* _Task prompt_
Please print the full listing exactly.

#### Material supplied ####

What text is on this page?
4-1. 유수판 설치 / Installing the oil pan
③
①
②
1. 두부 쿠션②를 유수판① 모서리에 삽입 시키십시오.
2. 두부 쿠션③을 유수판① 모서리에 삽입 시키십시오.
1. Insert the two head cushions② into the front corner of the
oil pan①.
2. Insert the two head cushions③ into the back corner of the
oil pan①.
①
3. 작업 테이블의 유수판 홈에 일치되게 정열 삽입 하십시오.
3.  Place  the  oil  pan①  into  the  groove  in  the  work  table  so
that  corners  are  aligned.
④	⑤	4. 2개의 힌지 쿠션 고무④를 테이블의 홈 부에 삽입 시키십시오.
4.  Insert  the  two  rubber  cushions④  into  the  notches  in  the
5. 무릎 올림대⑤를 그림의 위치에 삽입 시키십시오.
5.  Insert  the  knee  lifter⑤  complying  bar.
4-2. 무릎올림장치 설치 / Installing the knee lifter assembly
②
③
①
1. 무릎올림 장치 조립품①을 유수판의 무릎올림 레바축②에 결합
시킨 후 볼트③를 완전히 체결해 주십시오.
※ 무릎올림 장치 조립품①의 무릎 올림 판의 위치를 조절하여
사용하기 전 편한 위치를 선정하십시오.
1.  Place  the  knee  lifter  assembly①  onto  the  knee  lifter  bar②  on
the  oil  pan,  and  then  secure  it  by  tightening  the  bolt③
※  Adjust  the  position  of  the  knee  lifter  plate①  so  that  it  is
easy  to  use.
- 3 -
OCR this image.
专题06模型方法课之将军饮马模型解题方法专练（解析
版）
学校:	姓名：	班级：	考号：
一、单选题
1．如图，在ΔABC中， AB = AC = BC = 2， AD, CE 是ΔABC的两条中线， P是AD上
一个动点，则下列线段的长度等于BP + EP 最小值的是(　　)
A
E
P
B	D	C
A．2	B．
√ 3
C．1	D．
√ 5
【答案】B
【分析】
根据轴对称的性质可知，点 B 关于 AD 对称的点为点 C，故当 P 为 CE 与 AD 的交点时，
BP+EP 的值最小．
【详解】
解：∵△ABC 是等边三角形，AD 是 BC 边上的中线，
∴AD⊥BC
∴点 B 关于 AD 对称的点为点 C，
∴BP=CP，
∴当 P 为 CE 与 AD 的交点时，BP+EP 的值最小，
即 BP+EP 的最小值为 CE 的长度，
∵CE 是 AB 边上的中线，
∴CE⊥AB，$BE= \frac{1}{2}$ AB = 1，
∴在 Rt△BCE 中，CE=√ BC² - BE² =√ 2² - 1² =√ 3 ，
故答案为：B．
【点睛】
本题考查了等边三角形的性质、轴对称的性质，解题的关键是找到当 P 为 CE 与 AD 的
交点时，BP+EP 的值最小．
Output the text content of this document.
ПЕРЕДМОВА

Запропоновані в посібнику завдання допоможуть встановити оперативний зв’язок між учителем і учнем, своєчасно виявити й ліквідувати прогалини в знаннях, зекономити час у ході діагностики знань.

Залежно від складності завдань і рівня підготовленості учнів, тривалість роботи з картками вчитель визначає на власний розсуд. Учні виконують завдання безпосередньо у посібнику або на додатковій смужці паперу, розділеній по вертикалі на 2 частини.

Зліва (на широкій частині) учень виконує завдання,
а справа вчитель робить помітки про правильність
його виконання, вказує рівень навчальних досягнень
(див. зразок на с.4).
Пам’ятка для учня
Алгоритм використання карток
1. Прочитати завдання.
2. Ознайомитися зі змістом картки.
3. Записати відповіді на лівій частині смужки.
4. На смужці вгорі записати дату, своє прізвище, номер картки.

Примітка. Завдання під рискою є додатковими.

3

####

* _Answer below_
What text is on this page?
4-1. 유수판 설치 / Installing the oil pan
③
①
②
1. 두부 쿠션②를 유수판① 모서리에 삽입 시키십시오.
2. 두부 쿠션③을 유수판① 모서리에 삽입 시키십시오.
1. Insert the two head cushions② into the front corner of the
oil pan①.
2. Insert the two head cushions③ into the back corner of the
oil pan①.
①
3. 작업 테이블의 유수판 홈에 일치되게 정열 삽입 하십시오.
3.  Place  the  oil  pan①  into  the  groove  in  the  work  table  so
that  corners  are  aligned.
④	⑤	4. 2개의 힌지 쿠션 고무④를 테이블의 홈 부에 삽입 시키십시오.
4.  Insert  the  two  rubber  cushions④  into  the  notches  in  the
5. 무릎 올림대⑤를 그림의 위치에 삽입 시키십시오.
5.  Insert  the  knee  lifter⑤  complying  bar.
4-2. 무릎올림장치 설치 / Installing the knee lifter assembly
②
③
①
1. 무릎올림 장치 조립품①을 유수판의 무릎올림 레바축②에 결합
시킨 후 볼트③를 완전히 체결해 주십시오.
※ 무릎올림 장치 조립품①의 무릎 올림 판의 위치를 조절하여
사용하기 전 편한 위치를 선정하십시오.
1.  Place  the  knee  lifter  assembly①  onto  the  knee  lifter  bar②  on
the  oil  pan,  and  then  secure  it  by  tightening  the  bolt③
※  Adjust  the  position  of  the  knee  lifter  plate①  so  that  it  is
easy  to  use.
- 3 -
OCR this image.
专题06模型方法课之将军饮马模型解题方法专练（解析
版）
学校:	姓名：	班级：	考号：
一、单选题
1．如图，在ΔABC中， AB = AC = BC = 2， AD, CE 是ΔABC的两条中线， P是AD上
一个动点，则下列线段的长度等于BP + EP 最小值的是(　　)
A
E
P
B	D	C
A．2	B．
√ 3
C．1	D．
√ 5
【答案】B
【分析】
根据轴对称的性质可知，点 B 关于 AD 对称的点为点 C，故当 P 为 CE 与 AD 的交点时，
BP+EP 的值最小．
【详解】
解：∵△ABC 是等边三角形，AD 是 BC 边上的中线，
∴AD⊥BC
∴点 B 关于 AD 对称的点为点 C，
∴BP=CP，
∴当 P 为 CE 与 AD 的交点时，BP+EP 的值最小，
即 BP+EP 的最小值为 CE 的长度，
∵CE 是 AB 边上的中线，
∴CE⊥AB，$BE= \frac{1}{2}$ AB = 1，
∴在 Rt△BCE 中，CE=√ BC² - BE² =√ 2² - 1² =√ 3 ，
故答案为：B．
【点睛】
本题考查了等边三角形的性质、轴对称的性质，解题的关键是找到当 P 为 CE 与 AD 的
交点时，BP+EP 的值最小．
Output the text content of this document.
ПЕРЕДМОВА

Запропоновані в посібнику завдання допоможуть встановити оперативний зв’язок між учителем і учнем, своєчасно виявити й ліквідувати прогалини в знаннях, зекономити час у ході діагностики знань.

Залежно від складності завдань і рівня підготовленості учнів, тривалість роботи з картками вчитель визначає на власний розсуд. Учні виконують завдання безпосередньо у посібнику або на додатковій смужці паперу, розділеній по вертикалі на 2 частини.

Зліва (на широкій частині) учень виконує завдання,
а справа вчитель робить помітки про правильність
його виконання, вказує рівень навчальних досягнень
(див. зразок на с.4).
Пам’ятка для учня
Алгоритм використання карток
1. Прочитати завдання.
2. Ознайомитися зі змістом картки.
3. Записати відповіді на лівій частині смужки.
4. На смужці вгорі записати дату, своє прізвище, номер картки.

Примітка. Завдання під рискою є додатковими.

3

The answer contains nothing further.